▶ Task to complete
Output all of the data below exactly as given.

=======

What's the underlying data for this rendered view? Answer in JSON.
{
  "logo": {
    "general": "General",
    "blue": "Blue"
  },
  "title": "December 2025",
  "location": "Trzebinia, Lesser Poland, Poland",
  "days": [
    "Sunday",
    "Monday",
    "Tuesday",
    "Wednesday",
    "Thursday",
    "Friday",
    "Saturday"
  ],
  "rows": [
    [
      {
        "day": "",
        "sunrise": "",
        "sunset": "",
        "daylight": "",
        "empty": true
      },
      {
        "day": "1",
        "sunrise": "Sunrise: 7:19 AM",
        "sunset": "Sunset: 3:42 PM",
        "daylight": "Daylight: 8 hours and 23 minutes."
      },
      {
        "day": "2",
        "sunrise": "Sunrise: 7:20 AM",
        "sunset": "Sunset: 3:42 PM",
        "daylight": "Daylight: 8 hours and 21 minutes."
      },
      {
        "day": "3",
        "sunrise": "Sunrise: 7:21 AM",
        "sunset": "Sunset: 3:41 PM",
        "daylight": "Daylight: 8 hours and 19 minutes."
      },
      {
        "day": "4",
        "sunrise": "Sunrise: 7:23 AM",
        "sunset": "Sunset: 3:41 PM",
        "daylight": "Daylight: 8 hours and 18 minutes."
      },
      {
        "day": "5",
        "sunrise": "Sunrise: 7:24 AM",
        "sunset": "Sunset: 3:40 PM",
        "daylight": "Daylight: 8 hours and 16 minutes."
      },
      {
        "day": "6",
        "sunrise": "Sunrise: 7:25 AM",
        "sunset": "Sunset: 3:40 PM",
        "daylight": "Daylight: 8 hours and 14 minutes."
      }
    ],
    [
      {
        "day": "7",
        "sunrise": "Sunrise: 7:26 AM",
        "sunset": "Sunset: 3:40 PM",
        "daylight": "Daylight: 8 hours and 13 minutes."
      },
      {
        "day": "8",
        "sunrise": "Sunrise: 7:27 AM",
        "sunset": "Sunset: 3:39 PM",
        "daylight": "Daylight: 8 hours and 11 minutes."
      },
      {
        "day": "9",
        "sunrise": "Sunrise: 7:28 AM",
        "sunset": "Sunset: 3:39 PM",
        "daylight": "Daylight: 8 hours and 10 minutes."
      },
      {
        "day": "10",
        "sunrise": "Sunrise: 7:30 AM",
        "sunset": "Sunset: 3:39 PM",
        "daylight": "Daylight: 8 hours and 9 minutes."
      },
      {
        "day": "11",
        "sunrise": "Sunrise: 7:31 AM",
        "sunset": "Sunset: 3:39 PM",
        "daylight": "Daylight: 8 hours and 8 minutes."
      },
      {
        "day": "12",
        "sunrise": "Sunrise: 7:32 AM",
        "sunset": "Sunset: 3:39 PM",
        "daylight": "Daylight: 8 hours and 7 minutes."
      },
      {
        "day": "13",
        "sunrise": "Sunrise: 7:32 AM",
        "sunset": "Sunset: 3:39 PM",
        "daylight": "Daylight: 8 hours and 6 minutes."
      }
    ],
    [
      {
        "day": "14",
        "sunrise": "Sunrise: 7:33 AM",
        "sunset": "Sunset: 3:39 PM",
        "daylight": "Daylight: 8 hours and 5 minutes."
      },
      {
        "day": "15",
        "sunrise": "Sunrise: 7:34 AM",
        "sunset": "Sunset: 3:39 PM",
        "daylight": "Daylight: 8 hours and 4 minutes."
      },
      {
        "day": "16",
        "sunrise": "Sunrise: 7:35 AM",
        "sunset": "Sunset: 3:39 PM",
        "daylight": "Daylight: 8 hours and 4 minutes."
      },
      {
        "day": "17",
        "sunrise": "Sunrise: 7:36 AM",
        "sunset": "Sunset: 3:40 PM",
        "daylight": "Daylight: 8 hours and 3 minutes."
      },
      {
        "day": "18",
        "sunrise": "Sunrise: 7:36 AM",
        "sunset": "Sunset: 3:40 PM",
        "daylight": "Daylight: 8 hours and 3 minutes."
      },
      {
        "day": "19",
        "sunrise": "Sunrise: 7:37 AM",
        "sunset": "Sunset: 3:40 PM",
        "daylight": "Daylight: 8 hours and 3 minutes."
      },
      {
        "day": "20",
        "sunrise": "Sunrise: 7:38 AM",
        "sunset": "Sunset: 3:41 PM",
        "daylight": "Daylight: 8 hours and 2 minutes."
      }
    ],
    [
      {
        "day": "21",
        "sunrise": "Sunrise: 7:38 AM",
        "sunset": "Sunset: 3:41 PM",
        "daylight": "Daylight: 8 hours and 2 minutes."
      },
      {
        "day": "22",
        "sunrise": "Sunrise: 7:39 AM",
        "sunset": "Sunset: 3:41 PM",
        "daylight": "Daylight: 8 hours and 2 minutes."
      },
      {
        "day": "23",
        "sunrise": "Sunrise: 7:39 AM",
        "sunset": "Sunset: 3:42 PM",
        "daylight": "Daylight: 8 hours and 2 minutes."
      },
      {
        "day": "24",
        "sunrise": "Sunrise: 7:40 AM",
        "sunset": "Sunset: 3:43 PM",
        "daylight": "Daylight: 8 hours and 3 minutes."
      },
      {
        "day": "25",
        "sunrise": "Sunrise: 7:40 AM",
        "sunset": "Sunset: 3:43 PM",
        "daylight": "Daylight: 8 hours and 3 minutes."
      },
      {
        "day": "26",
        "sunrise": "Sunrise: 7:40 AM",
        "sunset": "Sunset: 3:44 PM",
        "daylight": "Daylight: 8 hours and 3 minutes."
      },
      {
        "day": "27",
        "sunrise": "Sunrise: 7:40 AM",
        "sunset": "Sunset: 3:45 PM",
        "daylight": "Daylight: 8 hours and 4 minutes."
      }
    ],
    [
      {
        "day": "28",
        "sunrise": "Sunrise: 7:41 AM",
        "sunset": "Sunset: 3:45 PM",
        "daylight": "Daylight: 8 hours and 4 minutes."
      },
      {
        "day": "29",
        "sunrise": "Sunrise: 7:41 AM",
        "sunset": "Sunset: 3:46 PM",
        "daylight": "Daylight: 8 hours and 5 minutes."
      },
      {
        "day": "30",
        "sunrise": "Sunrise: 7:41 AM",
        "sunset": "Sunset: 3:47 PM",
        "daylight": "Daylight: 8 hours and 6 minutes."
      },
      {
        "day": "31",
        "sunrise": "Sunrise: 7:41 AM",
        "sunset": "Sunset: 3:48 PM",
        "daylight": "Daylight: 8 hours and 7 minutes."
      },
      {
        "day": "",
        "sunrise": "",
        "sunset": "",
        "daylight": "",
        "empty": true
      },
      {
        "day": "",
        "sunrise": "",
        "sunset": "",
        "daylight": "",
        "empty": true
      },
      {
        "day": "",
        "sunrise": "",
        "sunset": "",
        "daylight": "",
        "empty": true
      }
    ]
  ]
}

=======

▶ Exercise response
What's the underlying data for this rendered view? Answer in JSON.
{
  "logo": {
    "general": "General",
    "blue": "Blue"
  },
  "title": "December 2025",
  "location": "Trzebinia, Lesser Poland, Poland",
  "days": [
    "Sunday",
    "Monday",
    "Tuesday",
    "Wednesday",
    "Thursday",
    "Friday",
    "Saturday"
  ],
  "rows": [
    [
      {
        "day": "",
        "sunrise": "",
        "sunset": "",
        "daylight": "",
        "empty": true
      },
      {
        "day": "1",
        "sunrise": "Sunrise: 7:19 AM",
        "sunset": "Sunset: 3:42 PM",
        "daylight": "Daylight: 8 hours and 23 minutes."
      },
      {
        "day": "2",
        "sunrise": "Sunrise: 7:20 AM",
        "sunset": "Sunset: 3:42 PM",
        "daylight": "Daylight: 8 hours and 21 minutes."
      },
      {
        "day": "3",
        "sunrise": "Sunrise: 7:21 AM",
        "sunset": "Sunset: 3:41 PM",
        "daylight": "Daylight: 8 hours and 19 minutes."
      },
      {
        "day": "4",
        "sunrise": "Sunrise: 7:23 AM",
        "sunset": "Sunset: 3:41 PM",
        "daylight": "Daylight: 8 hours and 18 minutes."
      },
      {
        "day": "5",
        "sunrise": "Sunrise: 7:24 AM",
        "sunset": "Sunset: 3:40 PM",
        "daylight": "Daylight: 8 hours and 16 minutes."
      },
      {
        "day": "6",
        "sunrise": "Sunrise: 7:25 AM",
        "sunset": "Sunset: 3:40 PM",
        "daylight": "Daylight: 8 hours and 14 minutes."
      }
    ],
    [
      {
        "day": "7",
        "sunrise": "Sunrise: 7:26 AM",
        "sunset": "Sunset: 3:40 PM",
        "daylight": "Daylight: 8 hours and 13 minutes."
      },
      {
        "day": "8",
        "sunrise": "Sunrise: 7:27 AM",
        "sunset": "Sunset: 3:39 PM",
        "daylight": "Daylight: 8 hours and 11 minutes."
      },
      {
        "day": "9",
        "sunrise": "Sunrise: 7:28 AM",
        "sunset": "Sunset: 3:39 PM",
        "daylight": "Daylight: 8 hours and 10 minutes."
      },
      {
        "day": "10",
        "sunrise": "Sunrise: 7:30 AM",
        "sunset": "Sunset: 3:39 PM",
        "daylight": "Daylight: 8 hours and 9 minutes."
      },
      {
        "day": "11",
        "sunrise": "Sunrise: 7:31 AM",
        "sunset": "Sunset: 3:39 PM",
        "daylight": "Daylight: 8 hours and 8 minutes."
      },
      {
        "day": "12",
        "sunrise": "Sunrise: 7:32 AM",
        "sunset": "Sunset: 3:39 PM",
        "daylight": "Daylight: 8 hours and 7 minutes."
      },
      {
        "day": "13",
        "sunrise": "Sunrise: 7:32 AM",
        "sunset": "Sunset: 3:39 PM",
        "daylight": "Daylight: 8 hours and 6 minutes."
      }
    ],
    [
      {
        "day": "14",
        "sunrise": "Sunrise: 7:33 AM",
        "sunset": "Sunset: 3:39 PM",
        "daylight": "Daylight: 8 hours and 5 minutes."
      },
      {
        "day": "15",
        "sunrise": "Sunrise: 7:34 AM",
        "sunset": "Sunset: 3:39 PM",
        "daylight": "Daylight: 8 hours and 4 minutes."
      },
      {
        "day": "16",
        "sunrise": "Sunrise: 7:35 AM",
        "sunset": "Sunset: 3:39 PM",
        "daylight": "Daylight: 8 hours and 4 minutes."
      },
      {
        "day": "17",
        "sunrise": "Sunrise: 7:36 AM",
        "sunset": "Sunset: 3:40 PM",
        "daylight": "Daylight: 8 hours and 3 minutes."
      },
      {
        "day": "18",
        "sunrise": "Sunrise: 7:36 AM",
        "sunset": "Sunset: 3:40 PM",
        "daylight": "Daylight: 8 hours and 3 minutes."
      },
      {
        "day": "19",
        "sunrise": "Sunrise: 7:37 AM",
        "sunset": "Sunset: 3:40 PM",
        "daylight": "Daylight: 8 hours and 3 minutes."
      },
      {
        "day": "20",
        "sunrise": "Sunrise: 7:38 AM",
        "sunset": "Sunset: 3:41 PM",
        "daylight": "Daylight: 8 hours and 2 minutes."
      }
    ],
    [
      {
        "day": "21",
        "sunrise": "Sunrise: 7:38 AM",
        "sunset": "Sunset: 3:41 PM",
        "daylight": "Daylight: 8 hours and 2 minutes."
      },
      {
        "day": "22",
        "sunrise": "Sunrise: 7:39 AM",
        "sunset": "Sunset: 3:41 PM",
        "daylight": "Daylight: 8 hours and 2 minutes."
      },
      {
        "day": "23",
        "sunrise": "Sunrise: 7:39 AM",
        "sunset": "Sunset: 3:42 PM",
        "daylight": "Daylight: 8 hours and 2 minutes."
      },
      {
        "day": "24",
        "sunrise": "Sunrise: 7:40 AM",
        "sunset": "Sunset: 3:43 PM",
        "daylight": "Daylight: 8 hours and 3 minutes."
      },
      {
        "day": "25",
        "sunrise": "Sunrise: 7:40 AM",
        "sunset": "Sunset: 3:43 PM",
        "daylight": "Daylight: 8 hours and 3 minutes."
      },
      {
        "day": "26",
        "sunrise": "Sunrise: 7:40 AM",
        "sunset": "Sunset: 3:44 PM",
        "daylight": "Daylight: 8 hours and 3 minutes."
      },
      {
        "day": "27",
        "sunrise": "Sunrise: 7:40 AM",
        "sunset": "Sunset: 3:45 PM",
        "daylight": "Daylight: 8 hours and 4 minutes."
      }
    ],
    [
      {
        "day": "28",
        "sunrise": "Sunrise: 7:41 AM",
        "sunset": "Sunset: 3:45 PM",
        "daylight": "Daylight: 8 hours and 4 minutes."
      },
      {
        "day": "29",
        "sunrise": "Sunrise: 7:41 AM",
        "sunset": "Sunset: 3:46 PM",
        "daylight": "Daylight: 8 hours and 5 minutes."
      },
      {
        "day": "30",
        "sunrise": "Sunrise: 7:41 AM",
        "sunset": "Sunset: 3:47 PM",
        "daylight": "Daylight: 8 hours and 6 minutes."
      },
      {
        "day": "31",
        "sunrise": "Sunrise: 7:41 AM",
        "sunset": "Sunset: 3:48 PM",
        "daylight": "Daylight: 8 hours and 7 minutes."
      },
      {
        "day": "",
        "sunrise": "",
        "sunset": "",
        "daylight": "",
        "empty": true
      },
      {
        "day": "",
        "sunrise": "",
        "sunset": "",
        "daylight": "",
        "empty": true
      },
      {
        "day": "",
        "sunrise": "",
        "sunset": "",
        "daylight": "",
        "empty": true
      }
    ]
  ]
}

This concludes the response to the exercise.